Aim of the task » Among the lines listed below, count those that include the string "name", and state only the count.

Source data »
____

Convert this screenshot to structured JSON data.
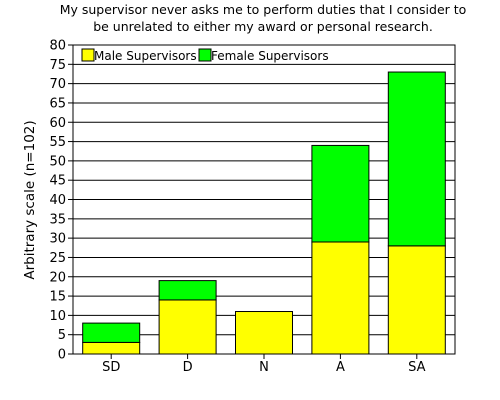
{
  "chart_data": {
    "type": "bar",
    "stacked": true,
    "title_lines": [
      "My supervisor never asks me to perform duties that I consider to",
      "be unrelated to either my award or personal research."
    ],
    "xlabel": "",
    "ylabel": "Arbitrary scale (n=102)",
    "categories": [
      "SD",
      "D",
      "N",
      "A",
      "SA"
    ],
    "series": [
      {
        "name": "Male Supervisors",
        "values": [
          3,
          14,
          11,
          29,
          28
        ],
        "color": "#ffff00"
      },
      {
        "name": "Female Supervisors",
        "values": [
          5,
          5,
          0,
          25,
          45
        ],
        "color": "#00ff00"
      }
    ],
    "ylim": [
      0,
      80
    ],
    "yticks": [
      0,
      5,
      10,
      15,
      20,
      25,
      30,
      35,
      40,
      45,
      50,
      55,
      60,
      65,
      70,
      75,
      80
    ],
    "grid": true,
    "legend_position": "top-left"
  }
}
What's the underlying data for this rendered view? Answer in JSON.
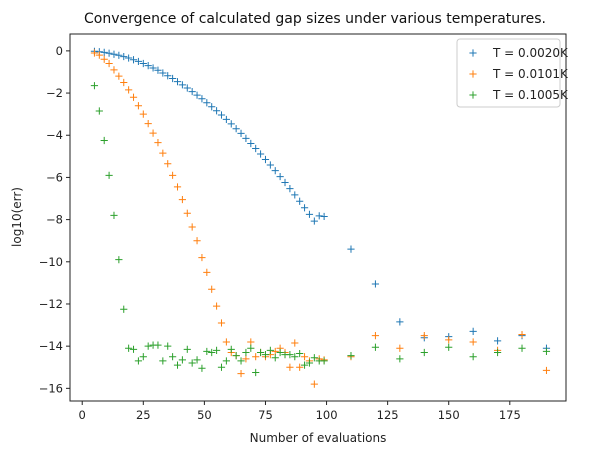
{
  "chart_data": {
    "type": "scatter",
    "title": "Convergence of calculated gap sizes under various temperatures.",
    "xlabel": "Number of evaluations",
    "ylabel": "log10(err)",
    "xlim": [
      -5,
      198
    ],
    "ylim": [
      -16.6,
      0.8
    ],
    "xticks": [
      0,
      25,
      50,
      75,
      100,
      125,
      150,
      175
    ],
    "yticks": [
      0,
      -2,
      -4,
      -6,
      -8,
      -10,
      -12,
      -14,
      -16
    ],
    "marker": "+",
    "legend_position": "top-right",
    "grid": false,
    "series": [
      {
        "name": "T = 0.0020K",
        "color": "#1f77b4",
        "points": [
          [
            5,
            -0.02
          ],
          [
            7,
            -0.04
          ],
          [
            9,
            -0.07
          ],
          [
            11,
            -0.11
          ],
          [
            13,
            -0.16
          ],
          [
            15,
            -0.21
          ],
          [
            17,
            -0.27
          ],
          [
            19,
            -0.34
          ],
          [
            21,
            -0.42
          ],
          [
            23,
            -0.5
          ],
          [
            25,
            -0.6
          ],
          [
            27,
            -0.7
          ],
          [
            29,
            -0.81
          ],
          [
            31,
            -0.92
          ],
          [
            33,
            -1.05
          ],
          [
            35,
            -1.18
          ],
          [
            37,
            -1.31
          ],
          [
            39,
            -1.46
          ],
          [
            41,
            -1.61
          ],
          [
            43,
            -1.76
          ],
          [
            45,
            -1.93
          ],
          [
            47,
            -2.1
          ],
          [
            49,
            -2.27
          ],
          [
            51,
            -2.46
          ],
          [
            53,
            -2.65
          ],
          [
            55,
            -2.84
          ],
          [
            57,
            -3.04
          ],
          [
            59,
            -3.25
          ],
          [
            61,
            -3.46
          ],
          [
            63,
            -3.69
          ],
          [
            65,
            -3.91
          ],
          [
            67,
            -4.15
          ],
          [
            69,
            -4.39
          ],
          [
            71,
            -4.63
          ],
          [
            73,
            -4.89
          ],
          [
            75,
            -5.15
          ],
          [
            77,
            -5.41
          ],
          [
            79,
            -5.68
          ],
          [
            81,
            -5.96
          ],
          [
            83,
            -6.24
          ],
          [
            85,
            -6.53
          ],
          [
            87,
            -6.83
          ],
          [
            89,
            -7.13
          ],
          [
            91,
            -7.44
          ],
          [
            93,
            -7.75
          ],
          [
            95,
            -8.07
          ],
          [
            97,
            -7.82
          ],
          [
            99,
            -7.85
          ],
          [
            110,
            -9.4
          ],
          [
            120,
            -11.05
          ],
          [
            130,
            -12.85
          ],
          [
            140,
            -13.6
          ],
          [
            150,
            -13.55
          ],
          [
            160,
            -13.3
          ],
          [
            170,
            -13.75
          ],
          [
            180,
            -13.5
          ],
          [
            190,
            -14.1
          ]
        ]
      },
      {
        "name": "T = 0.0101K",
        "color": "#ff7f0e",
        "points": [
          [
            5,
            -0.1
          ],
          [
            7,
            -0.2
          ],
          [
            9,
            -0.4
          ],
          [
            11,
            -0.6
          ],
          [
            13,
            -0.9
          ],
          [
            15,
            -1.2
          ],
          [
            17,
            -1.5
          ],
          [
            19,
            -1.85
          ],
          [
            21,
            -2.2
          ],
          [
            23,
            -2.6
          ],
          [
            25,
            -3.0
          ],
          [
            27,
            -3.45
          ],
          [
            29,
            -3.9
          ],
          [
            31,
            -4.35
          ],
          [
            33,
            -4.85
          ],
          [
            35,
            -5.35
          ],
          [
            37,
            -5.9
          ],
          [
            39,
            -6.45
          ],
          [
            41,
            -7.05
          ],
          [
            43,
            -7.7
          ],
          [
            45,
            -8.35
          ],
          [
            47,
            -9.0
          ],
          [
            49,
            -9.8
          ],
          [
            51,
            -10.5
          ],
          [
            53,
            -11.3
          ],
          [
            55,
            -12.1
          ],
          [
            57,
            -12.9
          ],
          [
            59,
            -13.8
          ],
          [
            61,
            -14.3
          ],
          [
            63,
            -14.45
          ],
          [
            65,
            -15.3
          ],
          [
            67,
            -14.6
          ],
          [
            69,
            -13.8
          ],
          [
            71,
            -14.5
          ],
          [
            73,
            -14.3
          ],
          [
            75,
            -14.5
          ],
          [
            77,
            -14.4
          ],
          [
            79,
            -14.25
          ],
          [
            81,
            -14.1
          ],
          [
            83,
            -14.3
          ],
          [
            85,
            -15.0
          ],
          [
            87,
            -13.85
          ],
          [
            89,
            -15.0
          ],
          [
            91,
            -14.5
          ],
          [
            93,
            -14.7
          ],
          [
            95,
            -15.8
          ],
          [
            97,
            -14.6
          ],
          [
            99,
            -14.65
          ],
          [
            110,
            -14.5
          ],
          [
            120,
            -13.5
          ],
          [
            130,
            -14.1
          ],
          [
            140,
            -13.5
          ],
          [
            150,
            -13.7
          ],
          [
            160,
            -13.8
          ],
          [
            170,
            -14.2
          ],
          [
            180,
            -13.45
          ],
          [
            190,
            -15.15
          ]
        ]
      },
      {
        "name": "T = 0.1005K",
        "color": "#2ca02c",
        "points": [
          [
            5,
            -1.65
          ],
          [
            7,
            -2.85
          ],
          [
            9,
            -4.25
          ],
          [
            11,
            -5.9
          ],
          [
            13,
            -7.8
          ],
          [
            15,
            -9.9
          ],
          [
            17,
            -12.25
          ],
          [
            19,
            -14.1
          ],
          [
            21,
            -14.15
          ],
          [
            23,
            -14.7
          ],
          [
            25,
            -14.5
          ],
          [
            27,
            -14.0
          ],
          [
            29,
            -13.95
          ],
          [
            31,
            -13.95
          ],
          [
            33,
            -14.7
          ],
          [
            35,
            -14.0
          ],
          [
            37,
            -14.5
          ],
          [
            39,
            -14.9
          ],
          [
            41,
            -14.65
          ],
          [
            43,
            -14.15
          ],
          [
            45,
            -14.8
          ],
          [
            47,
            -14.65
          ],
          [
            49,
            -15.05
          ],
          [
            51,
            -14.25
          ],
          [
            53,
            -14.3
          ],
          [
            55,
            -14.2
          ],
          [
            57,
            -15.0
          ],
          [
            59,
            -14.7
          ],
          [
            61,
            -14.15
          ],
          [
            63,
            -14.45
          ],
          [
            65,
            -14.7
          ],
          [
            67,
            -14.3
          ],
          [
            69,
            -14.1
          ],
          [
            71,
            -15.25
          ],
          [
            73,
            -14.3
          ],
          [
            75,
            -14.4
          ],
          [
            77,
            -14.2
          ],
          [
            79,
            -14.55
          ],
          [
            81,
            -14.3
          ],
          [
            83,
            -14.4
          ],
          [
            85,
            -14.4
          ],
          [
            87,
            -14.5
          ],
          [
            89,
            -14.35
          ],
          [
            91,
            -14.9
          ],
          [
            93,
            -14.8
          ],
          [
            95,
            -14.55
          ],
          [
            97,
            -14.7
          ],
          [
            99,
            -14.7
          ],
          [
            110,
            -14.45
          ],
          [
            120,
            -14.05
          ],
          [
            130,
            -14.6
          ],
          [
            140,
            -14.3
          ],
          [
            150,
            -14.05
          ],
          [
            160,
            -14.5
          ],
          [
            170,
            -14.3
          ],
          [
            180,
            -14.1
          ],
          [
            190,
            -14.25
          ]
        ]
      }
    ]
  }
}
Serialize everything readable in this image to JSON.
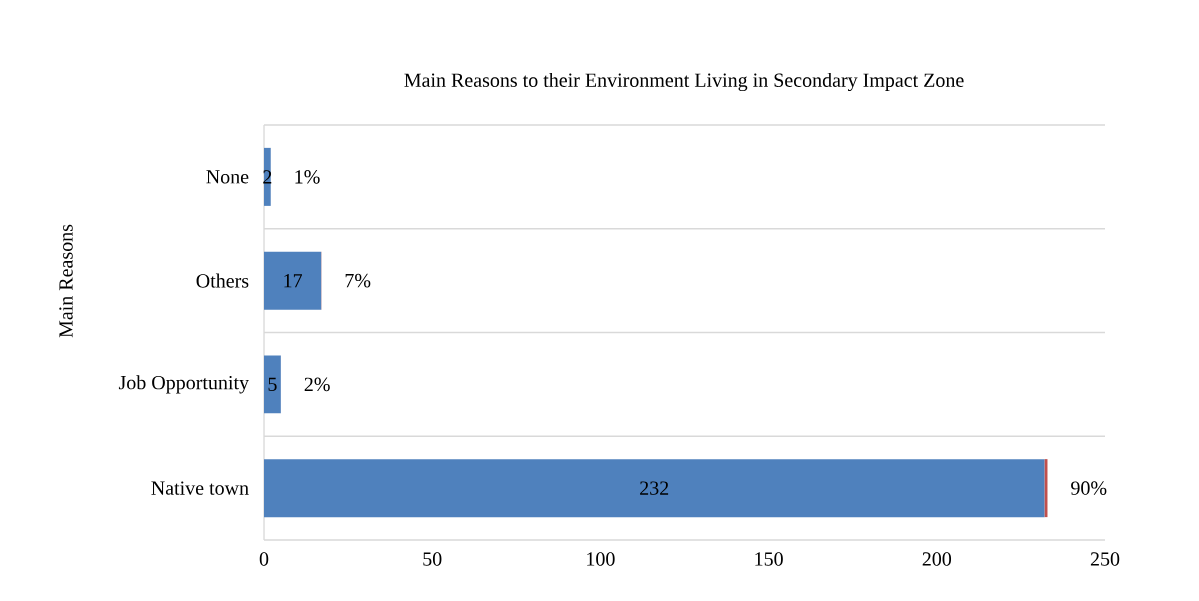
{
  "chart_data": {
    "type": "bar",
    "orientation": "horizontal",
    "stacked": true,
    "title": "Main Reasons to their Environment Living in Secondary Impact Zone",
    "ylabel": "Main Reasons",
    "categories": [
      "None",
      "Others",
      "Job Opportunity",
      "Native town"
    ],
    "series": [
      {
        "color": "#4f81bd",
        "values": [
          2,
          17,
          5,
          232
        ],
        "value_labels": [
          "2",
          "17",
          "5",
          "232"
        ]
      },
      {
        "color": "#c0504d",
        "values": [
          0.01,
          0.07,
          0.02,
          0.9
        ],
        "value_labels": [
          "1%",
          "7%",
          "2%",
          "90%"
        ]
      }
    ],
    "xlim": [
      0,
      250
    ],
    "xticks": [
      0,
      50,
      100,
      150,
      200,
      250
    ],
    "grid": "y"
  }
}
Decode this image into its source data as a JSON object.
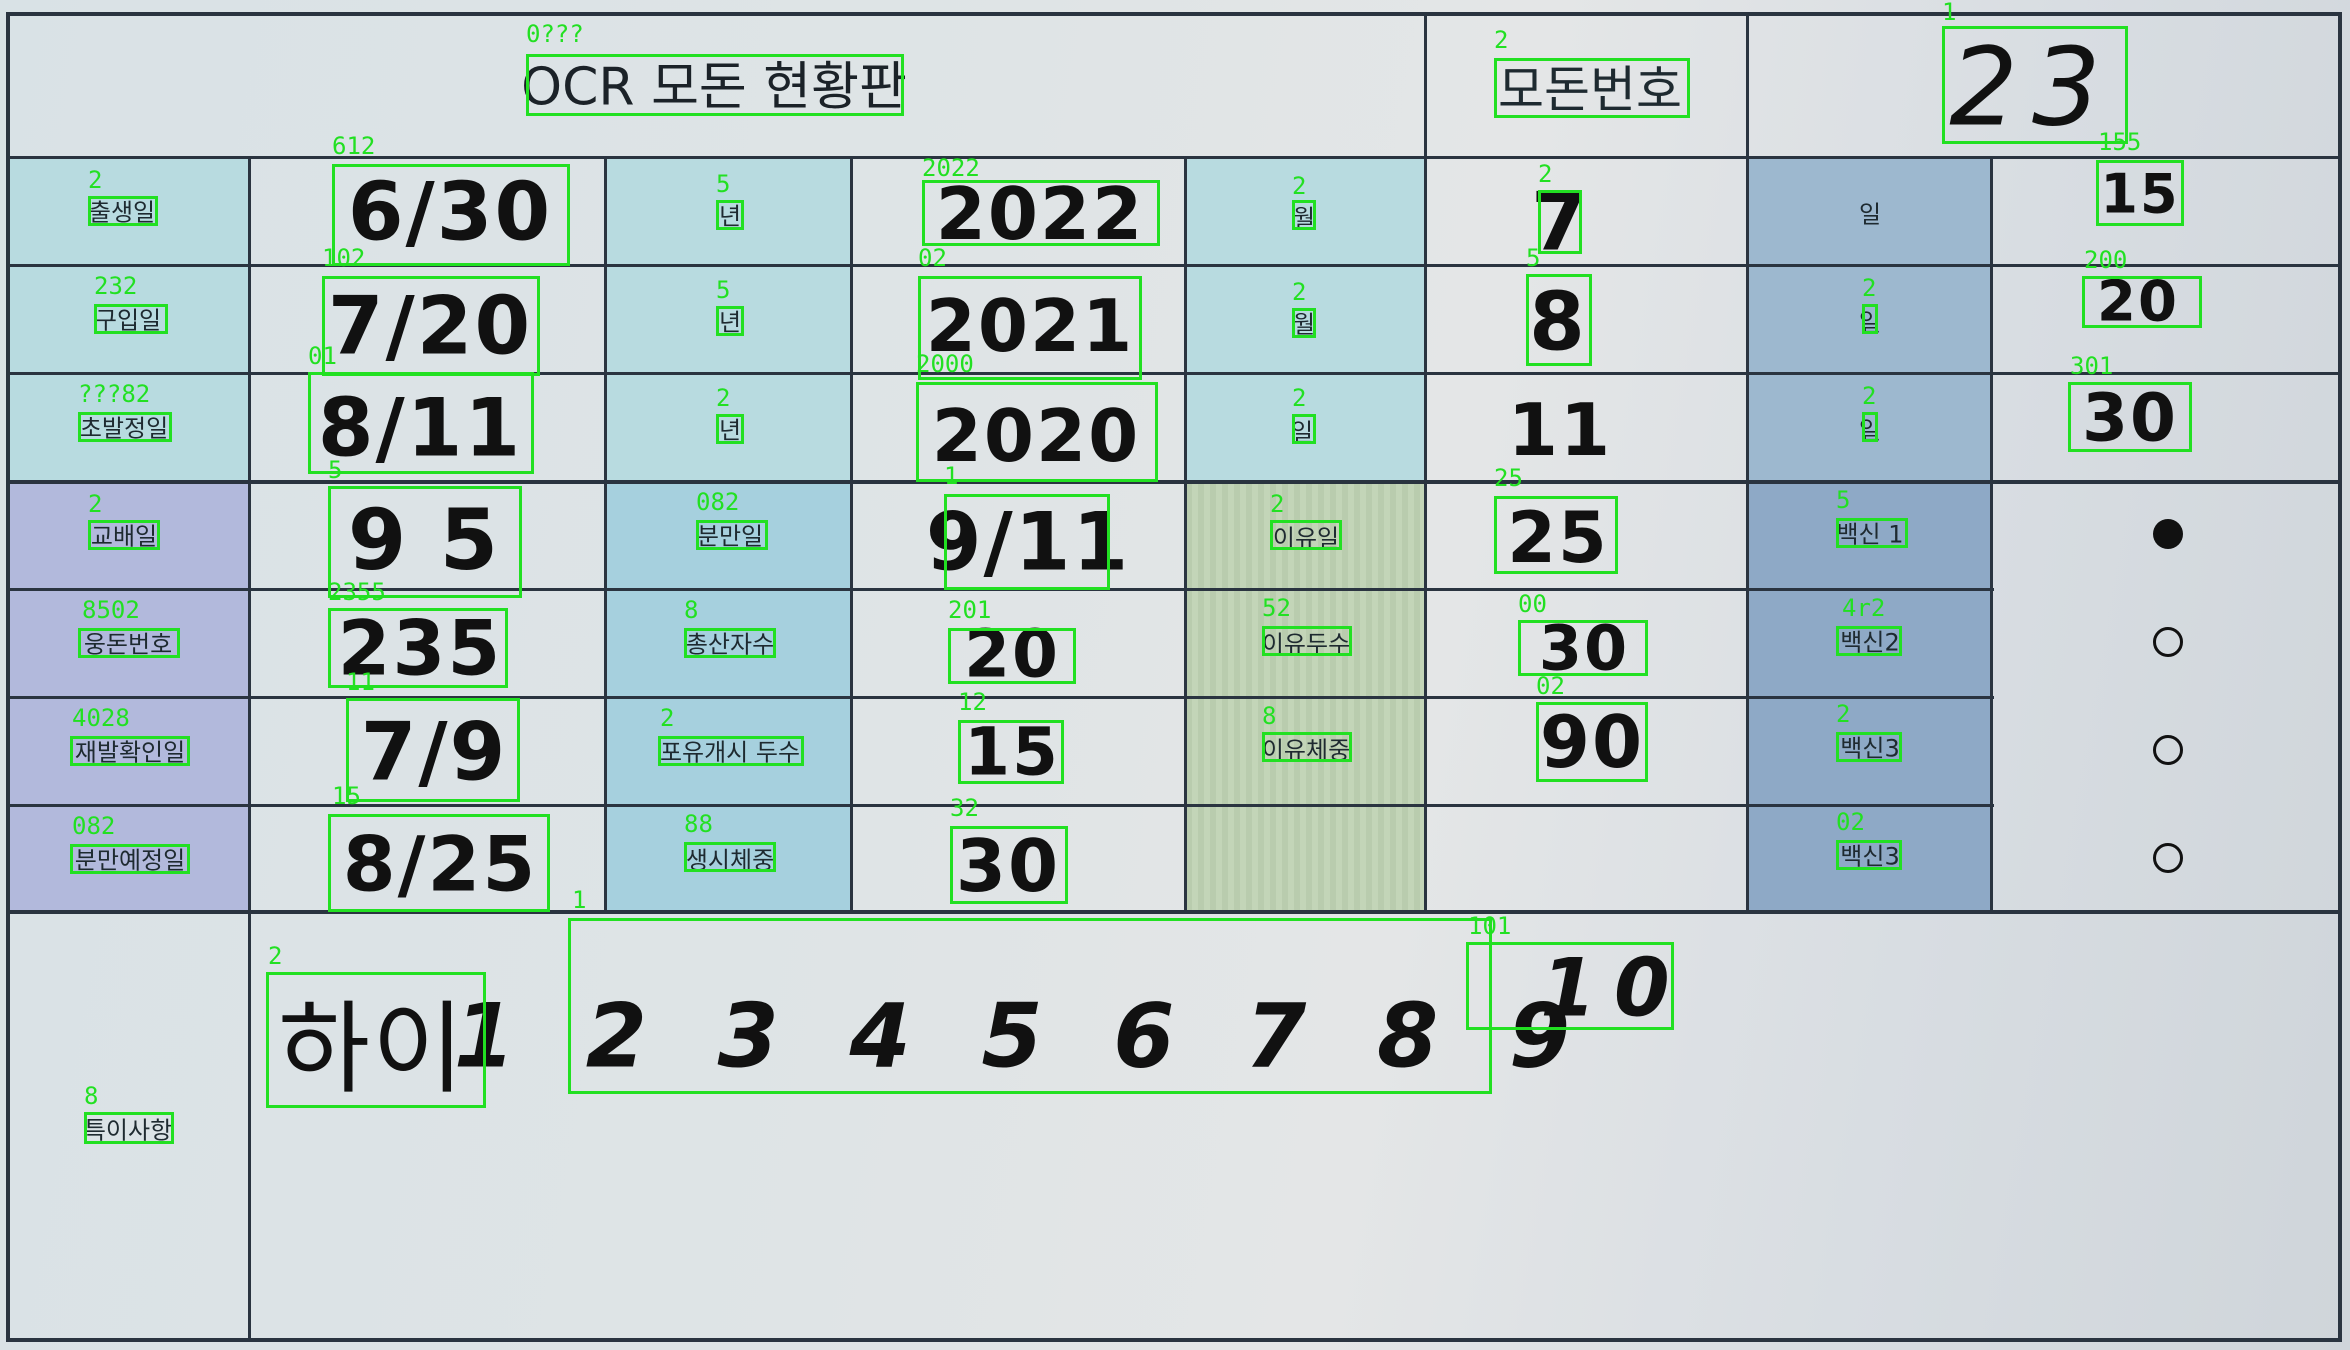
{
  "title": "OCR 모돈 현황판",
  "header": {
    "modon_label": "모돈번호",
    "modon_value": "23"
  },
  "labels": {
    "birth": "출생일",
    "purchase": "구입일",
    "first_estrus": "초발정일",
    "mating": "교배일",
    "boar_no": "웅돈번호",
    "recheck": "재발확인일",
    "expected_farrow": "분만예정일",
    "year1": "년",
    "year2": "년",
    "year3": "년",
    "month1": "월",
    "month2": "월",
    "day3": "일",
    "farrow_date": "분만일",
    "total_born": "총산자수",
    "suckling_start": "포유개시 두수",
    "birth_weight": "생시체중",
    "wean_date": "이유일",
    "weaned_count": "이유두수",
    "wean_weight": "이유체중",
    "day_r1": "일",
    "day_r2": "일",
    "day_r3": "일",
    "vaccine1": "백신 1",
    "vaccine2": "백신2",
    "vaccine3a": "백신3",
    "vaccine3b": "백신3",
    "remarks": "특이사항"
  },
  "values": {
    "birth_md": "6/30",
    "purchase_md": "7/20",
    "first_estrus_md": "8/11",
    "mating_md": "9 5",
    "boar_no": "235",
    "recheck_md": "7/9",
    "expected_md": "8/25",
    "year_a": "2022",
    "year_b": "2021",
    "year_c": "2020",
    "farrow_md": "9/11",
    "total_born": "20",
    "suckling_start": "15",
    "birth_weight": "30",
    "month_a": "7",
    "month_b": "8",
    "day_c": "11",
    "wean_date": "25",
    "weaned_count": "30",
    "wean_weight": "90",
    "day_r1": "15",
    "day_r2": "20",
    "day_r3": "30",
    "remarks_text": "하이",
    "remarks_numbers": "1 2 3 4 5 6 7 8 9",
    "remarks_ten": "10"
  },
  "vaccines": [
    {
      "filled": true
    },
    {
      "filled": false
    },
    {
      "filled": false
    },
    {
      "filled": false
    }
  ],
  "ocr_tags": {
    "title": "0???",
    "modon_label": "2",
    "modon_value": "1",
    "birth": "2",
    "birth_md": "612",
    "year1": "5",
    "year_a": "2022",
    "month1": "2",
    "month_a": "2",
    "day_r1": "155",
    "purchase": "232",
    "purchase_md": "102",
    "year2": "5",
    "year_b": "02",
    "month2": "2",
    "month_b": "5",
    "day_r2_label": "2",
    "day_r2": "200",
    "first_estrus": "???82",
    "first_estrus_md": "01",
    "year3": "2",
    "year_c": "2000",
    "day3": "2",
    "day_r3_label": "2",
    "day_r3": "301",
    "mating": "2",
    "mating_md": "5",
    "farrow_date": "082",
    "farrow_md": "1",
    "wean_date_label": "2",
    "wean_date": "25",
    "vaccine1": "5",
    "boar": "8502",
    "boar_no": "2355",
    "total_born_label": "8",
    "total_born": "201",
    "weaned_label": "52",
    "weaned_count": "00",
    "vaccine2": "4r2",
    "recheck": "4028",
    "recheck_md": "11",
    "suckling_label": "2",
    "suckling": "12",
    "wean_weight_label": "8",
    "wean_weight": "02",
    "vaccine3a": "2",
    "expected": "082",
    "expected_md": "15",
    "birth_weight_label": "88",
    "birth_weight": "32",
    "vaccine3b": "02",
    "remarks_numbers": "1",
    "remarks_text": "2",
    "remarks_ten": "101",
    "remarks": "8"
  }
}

____

Written reply » 5